ENTRIES
++++++++++++++++++++

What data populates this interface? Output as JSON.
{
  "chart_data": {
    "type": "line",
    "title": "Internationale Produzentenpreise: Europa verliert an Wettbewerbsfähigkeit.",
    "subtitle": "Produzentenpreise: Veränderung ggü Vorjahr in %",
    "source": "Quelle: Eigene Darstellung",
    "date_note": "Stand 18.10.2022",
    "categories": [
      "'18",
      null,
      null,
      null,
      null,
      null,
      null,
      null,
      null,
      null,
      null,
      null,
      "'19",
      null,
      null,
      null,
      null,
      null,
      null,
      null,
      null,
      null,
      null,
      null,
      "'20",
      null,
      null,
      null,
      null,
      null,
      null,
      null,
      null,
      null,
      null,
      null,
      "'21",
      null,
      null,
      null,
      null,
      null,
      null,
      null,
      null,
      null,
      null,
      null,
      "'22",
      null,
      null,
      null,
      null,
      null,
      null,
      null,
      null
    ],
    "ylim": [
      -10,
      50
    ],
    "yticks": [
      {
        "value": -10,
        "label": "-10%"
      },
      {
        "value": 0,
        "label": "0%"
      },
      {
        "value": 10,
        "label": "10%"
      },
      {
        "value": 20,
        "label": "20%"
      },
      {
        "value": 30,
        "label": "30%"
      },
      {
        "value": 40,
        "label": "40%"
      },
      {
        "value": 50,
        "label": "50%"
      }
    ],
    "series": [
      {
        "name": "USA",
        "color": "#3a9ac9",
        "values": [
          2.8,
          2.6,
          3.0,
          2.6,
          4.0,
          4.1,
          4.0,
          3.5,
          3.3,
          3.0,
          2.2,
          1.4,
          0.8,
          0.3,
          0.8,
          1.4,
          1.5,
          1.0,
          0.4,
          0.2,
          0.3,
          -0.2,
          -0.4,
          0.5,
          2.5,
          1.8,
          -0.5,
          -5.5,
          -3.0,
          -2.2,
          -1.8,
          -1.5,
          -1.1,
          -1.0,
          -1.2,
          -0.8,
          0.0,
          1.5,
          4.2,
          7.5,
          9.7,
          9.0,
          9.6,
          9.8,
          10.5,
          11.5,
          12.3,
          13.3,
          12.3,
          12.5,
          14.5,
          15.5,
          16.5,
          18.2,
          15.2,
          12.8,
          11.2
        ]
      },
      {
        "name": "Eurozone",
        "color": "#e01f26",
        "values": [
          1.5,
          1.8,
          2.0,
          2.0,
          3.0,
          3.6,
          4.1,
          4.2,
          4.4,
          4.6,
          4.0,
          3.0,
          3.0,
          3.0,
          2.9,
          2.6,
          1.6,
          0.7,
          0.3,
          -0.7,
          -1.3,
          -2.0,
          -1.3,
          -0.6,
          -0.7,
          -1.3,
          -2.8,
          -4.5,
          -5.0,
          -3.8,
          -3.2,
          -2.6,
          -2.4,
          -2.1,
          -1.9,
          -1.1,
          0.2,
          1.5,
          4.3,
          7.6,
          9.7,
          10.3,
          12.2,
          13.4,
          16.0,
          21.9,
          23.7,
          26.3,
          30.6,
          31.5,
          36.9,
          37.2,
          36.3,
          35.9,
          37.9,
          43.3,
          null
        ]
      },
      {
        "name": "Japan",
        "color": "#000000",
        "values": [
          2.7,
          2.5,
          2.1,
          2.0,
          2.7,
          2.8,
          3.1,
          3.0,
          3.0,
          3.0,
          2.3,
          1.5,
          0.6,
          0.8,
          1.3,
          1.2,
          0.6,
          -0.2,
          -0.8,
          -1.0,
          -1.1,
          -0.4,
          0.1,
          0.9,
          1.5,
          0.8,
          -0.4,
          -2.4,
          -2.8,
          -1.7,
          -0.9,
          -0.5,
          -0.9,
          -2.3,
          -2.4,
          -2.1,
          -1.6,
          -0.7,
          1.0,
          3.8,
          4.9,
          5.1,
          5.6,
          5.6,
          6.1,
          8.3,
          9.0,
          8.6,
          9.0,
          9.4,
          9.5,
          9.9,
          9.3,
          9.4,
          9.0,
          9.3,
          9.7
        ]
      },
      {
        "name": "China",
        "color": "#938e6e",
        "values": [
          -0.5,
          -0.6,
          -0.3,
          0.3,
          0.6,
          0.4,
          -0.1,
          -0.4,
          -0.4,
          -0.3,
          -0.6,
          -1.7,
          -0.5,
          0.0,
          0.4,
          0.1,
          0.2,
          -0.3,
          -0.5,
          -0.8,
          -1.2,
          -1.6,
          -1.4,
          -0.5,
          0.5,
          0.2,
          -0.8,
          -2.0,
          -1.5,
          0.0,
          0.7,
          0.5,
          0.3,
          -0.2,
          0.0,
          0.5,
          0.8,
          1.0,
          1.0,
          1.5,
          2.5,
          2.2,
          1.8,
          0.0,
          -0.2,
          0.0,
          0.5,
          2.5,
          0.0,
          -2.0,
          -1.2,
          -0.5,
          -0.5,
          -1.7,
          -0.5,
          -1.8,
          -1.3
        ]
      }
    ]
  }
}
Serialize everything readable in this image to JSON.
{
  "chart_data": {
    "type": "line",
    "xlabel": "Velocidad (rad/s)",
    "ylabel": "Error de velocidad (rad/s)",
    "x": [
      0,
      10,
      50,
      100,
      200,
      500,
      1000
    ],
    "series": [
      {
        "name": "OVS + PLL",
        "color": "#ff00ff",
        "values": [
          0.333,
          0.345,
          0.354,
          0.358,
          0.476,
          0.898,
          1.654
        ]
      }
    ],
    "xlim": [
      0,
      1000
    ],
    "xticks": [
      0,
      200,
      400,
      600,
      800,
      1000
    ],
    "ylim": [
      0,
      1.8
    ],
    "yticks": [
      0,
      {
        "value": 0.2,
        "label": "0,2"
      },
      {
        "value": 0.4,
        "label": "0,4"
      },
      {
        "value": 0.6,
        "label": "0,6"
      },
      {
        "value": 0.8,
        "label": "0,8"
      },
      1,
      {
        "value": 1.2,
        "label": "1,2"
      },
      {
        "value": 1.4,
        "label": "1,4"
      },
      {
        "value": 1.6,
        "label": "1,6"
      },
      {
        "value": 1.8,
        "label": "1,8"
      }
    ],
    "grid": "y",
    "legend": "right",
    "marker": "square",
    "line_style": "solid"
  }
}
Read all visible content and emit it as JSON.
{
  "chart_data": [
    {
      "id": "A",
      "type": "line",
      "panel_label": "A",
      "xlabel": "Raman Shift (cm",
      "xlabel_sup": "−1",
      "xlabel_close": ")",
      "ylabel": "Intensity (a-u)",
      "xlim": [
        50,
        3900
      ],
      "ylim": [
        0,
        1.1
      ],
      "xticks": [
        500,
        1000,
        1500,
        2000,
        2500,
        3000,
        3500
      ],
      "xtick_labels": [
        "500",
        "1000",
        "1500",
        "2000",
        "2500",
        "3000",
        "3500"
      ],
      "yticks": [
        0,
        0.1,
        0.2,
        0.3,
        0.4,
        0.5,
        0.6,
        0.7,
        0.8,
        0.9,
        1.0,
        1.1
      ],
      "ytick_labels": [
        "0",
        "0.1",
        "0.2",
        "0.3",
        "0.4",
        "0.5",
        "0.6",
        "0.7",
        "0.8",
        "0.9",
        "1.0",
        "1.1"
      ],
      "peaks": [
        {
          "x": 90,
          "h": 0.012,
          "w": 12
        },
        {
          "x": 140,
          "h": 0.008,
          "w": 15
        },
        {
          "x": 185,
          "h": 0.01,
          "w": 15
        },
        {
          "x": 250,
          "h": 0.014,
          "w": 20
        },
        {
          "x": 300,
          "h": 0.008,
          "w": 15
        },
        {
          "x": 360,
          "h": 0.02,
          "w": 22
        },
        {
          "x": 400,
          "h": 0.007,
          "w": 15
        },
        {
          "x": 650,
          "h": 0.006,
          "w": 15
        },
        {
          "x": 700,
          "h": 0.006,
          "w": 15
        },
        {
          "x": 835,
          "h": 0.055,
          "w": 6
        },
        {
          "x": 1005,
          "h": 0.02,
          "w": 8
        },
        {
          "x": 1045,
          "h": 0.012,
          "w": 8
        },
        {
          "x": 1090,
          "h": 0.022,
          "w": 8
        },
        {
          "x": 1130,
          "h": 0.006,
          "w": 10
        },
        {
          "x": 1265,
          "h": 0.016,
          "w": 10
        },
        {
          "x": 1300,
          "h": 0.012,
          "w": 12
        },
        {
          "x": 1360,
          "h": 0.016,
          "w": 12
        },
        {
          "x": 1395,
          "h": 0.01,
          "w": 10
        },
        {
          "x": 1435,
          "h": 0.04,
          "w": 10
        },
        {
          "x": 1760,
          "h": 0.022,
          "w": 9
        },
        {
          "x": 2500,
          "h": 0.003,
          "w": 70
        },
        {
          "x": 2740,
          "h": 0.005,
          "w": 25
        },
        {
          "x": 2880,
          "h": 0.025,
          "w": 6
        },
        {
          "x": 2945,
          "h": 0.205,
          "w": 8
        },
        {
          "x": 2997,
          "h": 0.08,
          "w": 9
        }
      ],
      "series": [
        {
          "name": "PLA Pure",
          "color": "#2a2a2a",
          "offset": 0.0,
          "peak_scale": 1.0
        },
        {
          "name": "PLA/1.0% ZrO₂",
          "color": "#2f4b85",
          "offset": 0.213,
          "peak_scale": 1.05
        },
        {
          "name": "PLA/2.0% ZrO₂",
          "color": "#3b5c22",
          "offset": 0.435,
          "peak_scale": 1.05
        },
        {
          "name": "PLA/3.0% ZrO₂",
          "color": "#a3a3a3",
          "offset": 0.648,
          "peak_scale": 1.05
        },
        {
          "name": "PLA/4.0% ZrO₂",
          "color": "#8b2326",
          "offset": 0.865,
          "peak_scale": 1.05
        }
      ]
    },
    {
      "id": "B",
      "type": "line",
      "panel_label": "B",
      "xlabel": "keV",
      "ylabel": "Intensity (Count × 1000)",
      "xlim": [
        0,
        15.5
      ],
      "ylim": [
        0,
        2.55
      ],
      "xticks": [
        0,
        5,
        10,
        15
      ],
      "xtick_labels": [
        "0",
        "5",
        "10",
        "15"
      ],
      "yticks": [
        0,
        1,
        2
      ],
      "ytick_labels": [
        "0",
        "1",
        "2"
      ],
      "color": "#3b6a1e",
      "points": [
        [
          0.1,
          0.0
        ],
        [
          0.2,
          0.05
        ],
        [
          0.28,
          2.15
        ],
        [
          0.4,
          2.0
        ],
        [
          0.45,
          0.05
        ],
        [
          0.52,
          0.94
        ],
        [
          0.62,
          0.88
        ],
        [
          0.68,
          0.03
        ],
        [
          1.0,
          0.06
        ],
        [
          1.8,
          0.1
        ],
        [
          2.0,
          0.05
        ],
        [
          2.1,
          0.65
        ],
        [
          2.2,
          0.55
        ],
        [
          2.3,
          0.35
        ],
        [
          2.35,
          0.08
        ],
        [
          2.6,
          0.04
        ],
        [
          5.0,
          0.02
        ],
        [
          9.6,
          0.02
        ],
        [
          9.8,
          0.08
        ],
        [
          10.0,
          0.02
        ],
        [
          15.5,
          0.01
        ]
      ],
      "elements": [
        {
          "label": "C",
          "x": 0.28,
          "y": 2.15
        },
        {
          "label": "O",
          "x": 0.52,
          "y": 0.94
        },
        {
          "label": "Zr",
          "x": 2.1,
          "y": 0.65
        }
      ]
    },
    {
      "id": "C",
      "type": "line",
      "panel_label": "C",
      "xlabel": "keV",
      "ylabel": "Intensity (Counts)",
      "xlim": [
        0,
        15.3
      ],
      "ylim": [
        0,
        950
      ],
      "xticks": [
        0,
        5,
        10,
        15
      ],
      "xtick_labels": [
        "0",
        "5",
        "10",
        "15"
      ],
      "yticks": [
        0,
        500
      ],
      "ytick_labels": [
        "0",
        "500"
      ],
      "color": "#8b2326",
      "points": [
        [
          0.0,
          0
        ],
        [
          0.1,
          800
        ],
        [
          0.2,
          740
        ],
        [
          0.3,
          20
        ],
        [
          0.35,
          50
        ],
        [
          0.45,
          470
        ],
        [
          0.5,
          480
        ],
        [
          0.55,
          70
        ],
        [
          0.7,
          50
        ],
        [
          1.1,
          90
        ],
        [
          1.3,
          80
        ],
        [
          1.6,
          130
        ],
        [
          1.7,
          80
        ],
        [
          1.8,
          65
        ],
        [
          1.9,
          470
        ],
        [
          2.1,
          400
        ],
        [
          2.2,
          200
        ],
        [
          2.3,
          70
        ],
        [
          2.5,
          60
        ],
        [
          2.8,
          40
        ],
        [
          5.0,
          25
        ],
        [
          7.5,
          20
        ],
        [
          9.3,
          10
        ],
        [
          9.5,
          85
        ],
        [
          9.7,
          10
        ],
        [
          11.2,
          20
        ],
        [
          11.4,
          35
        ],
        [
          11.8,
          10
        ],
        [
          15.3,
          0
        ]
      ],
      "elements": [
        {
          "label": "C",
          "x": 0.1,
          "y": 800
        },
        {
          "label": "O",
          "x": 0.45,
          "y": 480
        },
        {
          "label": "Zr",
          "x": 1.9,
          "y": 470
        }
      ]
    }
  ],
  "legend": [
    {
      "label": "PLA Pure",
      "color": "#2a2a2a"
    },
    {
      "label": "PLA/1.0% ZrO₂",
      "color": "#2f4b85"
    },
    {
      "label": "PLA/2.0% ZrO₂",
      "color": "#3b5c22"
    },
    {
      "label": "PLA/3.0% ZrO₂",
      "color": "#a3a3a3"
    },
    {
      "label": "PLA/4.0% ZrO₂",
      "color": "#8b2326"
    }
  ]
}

++++++++++++++++++++

CHALLENGE
Check every line for "Produzentenpreise" and show the ones that have it.

FULL RESPONSE
    "title": "Internationale Produzentenpreise: Europa verliert an Wettbewerbsfähigkeit.",
    "subtitle": "Produzentenpreise: Veränderung ggü Vorjahr in %",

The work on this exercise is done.